• **PROBLEM DETAILS**:
Return every entry exactly.
— start of DATA RECORDS —
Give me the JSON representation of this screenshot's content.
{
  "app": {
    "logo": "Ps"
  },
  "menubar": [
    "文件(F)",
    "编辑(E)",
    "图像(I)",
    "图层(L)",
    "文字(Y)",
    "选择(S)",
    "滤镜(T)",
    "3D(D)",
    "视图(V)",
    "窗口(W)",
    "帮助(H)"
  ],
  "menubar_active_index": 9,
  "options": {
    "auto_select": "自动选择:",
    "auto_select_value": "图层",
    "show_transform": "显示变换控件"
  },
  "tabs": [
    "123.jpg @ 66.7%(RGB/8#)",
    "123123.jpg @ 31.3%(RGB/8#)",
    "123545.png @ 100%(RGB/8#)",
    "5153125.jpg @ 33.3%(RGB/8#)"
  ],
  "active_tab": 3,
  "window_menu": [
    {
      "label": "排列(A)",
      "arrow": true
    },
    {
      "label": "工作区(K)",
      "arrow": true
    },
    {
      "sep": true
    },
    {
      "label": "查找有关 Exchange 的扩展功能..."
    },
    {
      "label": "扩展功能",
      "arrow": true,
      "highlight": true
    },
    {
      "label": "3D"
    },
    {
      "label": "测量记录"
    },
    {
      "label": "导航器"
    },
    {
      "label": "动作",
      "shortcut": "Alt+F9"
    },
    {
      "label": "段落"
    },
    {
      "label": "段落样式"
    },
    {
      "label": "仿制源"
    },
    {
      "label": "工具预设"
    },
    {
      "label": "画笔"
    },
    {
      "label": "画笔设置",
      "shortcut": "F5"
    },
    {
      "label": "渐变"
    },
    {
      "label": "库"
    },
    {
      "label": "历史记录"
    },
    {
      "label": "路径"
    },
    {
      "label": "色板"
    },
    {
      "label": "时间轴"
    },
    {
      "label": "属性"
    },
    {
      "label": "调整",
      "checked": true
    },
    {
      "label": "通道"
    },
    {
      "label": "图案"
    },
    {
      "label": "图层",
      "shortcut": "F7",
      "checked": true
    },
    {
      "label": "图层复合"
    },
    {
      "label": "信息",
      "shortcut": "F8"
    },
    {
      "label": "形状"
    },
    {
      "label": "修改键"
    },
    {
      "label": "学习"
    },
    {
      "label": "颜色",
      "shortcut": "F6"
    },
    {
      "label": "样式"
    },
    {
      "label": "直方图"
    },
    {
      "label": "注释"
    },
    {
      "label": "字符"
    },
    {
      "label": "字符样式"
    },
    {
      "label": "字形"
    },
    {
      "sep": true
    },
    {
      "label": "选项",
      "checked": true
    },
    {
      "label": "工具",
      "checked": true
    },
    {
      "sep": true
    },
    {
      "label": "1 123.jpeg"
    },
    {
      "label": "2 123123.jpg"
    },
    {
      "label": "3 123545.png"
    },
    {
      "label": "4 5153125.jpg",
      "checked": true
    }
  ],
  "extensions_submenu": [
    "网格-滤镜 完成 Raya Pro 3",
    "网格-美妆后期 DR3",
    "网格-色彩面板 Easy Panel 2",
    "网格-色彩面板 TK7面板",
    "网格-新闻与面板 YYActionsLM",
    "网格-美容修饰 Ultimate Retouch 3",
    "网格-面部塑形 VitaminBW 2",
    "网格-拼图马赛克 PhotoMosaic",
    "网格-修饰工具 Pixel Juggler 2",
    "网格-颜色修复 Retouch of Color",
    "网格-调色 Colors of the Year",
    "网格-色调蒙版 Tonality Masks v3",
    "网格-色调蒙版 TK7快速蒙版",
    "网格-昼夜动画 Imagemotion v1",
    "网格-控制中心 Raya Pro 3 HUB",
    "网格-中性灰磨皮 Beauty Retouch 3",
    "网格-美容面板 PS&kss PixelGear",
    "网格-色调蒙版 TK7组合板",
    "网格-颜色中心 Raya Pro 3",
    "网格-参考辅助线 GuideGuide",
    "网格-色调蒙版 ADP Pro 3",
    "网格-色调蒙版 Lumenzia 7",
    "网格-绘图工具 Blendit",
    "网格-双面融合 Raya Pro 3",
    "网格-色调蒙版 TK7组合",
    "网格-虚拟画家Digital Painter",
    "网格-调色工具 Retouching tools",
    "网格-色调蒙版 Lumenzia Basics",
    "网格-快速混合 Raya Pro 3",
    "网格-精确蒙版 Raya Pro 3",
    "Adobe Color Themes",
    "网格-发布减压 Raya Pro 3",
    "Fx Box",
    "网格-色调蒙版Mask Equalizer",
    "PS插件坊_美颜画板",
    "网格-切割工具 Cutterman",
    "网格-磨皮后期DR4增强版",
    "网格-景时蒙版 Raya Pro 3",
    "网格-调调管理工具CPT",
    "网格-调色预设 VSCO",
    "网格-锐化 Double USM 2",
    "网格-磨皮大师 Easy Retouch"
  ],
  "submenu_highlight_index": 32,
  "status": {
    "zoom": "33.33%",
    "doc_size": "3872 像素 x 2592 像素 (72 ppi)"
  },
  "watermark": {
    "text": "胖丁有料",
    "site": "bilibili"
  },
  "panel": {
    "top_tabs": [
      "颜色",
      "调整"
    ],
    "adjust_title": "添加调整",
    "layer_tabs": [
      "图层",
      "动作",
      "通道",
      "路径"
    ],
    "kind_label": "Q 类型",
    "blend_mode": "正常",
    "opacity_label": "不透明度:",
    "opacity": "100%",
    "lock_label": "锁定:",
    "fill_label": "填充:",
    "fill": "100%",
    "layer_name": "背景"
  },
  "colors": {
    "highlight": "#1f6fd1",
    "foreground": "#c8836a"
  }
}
— end of DATA RECORDS —
• **RESULT OF THE TASK**:
Give me the JSON representation of this screenshot's content.
{
  "app": {
    "logo": "Ps"
  },
  "menubar": [
    "文件(F)",
    "编辑(E)",
    "图像(I)",
    "图层(L)",
    "文字(Y)",
    "选择(S)",
    "滤镜(T)",
    "3D(D)",
    "视图(V)",
    "窗口(W)",
    "帮助(H)"
  ],
  "menubar_active_index": 9,
  "options": {
    "auto_select": "自动选择:",
    "auto_select_value": "图层",
    "show_transform": "显示变换控件"
  },
  "tabs": [
    "123.jpg @ 66.7%(RGB/8#)",
    "123123.jpg @ 31.3%(RGB/8#)",
    "123545.png @ 100%(RGB/8#)",
    "5153125.jpg @ 33.3%(RGB/8#)"
  ],
  "active_tab": 3,
  "window_menu": [
    {
      "label": "排列(A)",
      "arrow": true
    },
    {
      "label": "工作区(K)",
      "arrow": true
    },
    {
      "sep": true
    },
    {
      "label": "查找有关 Exchange 的扩展功能..."
    },
    {
      "label": "扩展功能",
      "arrow": true,
      "highlight": true
    },
    {
      "label": "3D"
    },
    {
      "label": "测量记录"
    },
    {
      "label": "导航器"
    },
    {
      "label": "动作",
      "shortcut": "Alt+F9"
    },
    {
      "label": "段落"
    },
    {
      "label": "段落样式"
    },
    {
      "label": "仿制源"
    },
    {
      "label": "工具预设"
    },
    {
      "label": "画笔"
    },
    {
      "label": "画笔设置",
      "shortcut": "F5"
    },
    {
      "label": "渐变"
    },
    {
      "label": "库"
    },
    {
      "label": "历史记录"
    },
    {
      "label": "路径"
    },
    {
      "label": "色板"
    },
    {
      "label": "时间轴"
    },
    {
      "label": "属性"
    },
    {
      "label": "调整",
      "checked": true
    },
    {
      "label": "通道"
    },
    {
      "label": "图案"
    },
    {
      "label": "图层",
      "shortcut": "F7",
      "checked": true
    },
    {
      "label": "图层复合"
    },
    {
      "label": "信息",
      "shortcut": "F8"
    },
    {
      "label": "形状"
    },
    {
      "label": "修改键"
    },
    {
      "label": "学习"
    },
    {
      "label": "颜色",
      "shortcut": "F6"
    },
    {
      "label": "样式"
    },
    {
      "label": "直方图"
    },
    {
      "label": "注释"
    },
    {
      "label": "字符"
    },
    {
      "label": "字符样式"
    },
    {
      "label": "字形"
    },
    {
      "sep": true
    },
    {
      "label": "选项",
      "checked": true
    },
    {
      "label": "工具",
      "checked": true
    },
    {
      "sep": true
    },
    {
      "label": "1 123.jpeg"
    },
    {
      "label": "2 123123.jpg"
    },
    {
      "label": "3 123545.png"
    },
    {
      "label": "4 5153125.jpg",
      "checked": true
    }
  ],
  "extensions_submenu": [
    "网格-滤镜 完成 Raya Pro 3",
    "网格-美妆后期 DR3",
    "网格-色彩面板 Easy Panel 2",
    "网格-色彩面板 TK7面板",
    "网格-新闻与面板 YYActionsLM",
    "网格-美容修饰 Ultimate Retouch 3",
    "网格-面部塑形 VitaminBW 2",
    "网格-拼图马赛克 PhotoMosaic",
    "网格-修饰工具 Pixel Juggler 2",
    "网格-颜色修复 Retouch of Color",
    "网格-调色 Colors of the Year",
    "网格-色调蒙版 Tonality Masks v3",
    "网格-色调蒙版 TK7快速蒙版",
    "网格-昼夜动画 Imagemotion v1",
    "网格-控制中心 Raya Pro 3 HUB",
    "网格-中性灰磨皮 Beauty Retouch 3",
    "网格-美容面板 PS&kss PixelGear",
    "网格-色调蒙版 TK7组合板",
    "网格-颜色中心 Raya Pro 3",
    "网格-参考辅助线 GuideGuide",
    "网格-色调蒙版 ADP Pro 3",
    "网格-色调蒙版 Lumenzia 7",
    "网格-绘图工具 Blendit",
    "网格-双面融合 Raya Pro 3",
    "网格-色调蒙版 TK7组合",
    "网格-虚拟画家Digital Painter",
    "网格-调色工具 Retouching tools",
    "网格-色调蒙版 Lumenzia Basics",
    "网格-快速混合 Raya Pro 3",
    "网格-精确蒙版 Raya Pro 3",
    "Adobe Color Themes",
    "网格-发布减压 Raya Pro 3",
    "Fx Box",
    "网格-色调蒙版Mask Equalizer",
    "PS插件坊_美颜画板",
    "网格-切割工具 Cutterman",
    "网格-磨皮后期DR4增强版",
    "网格-景时蒙版 Raya Pro 3",
    "网格-调调管理工具CPT",
    "网格-调色预设 VSCO",
    "网格-锐化 Double USM 2",
    "网格-磨皮大师 Easy Retouch"
  ],
  "submenu_highlight_index": 32,
  "status": {
    "zoom": "33.33%",
    "doc_size": "3872 像素 x 2592 像素 (72 ppi)"
  },
  "watermark": {
    "text": "胖丁有料",
    "site": "bilibili"
  },
  "panel": {
    "top_tabs": [
      "颜色",
      "调整"
    ],
    "adjust_title": "添加调整",
    "layer_tabs": [
      "图层",
      "动作",
      "通道",
      "路径"
    ],
    "kind_label": "Q 类型",
    "blend_mode": "正常",
    "opacity_label": "不透明度:",
    "opacity": "100%",
    "lock_label": "锁定:",
    "fill_label": "填充:",
    "fill": "100%",
    "layer_name": "背景"
  },
  "colors": {
    "highlight": "#1f6fd1",
    "foreground": "#c8836a"
  }
}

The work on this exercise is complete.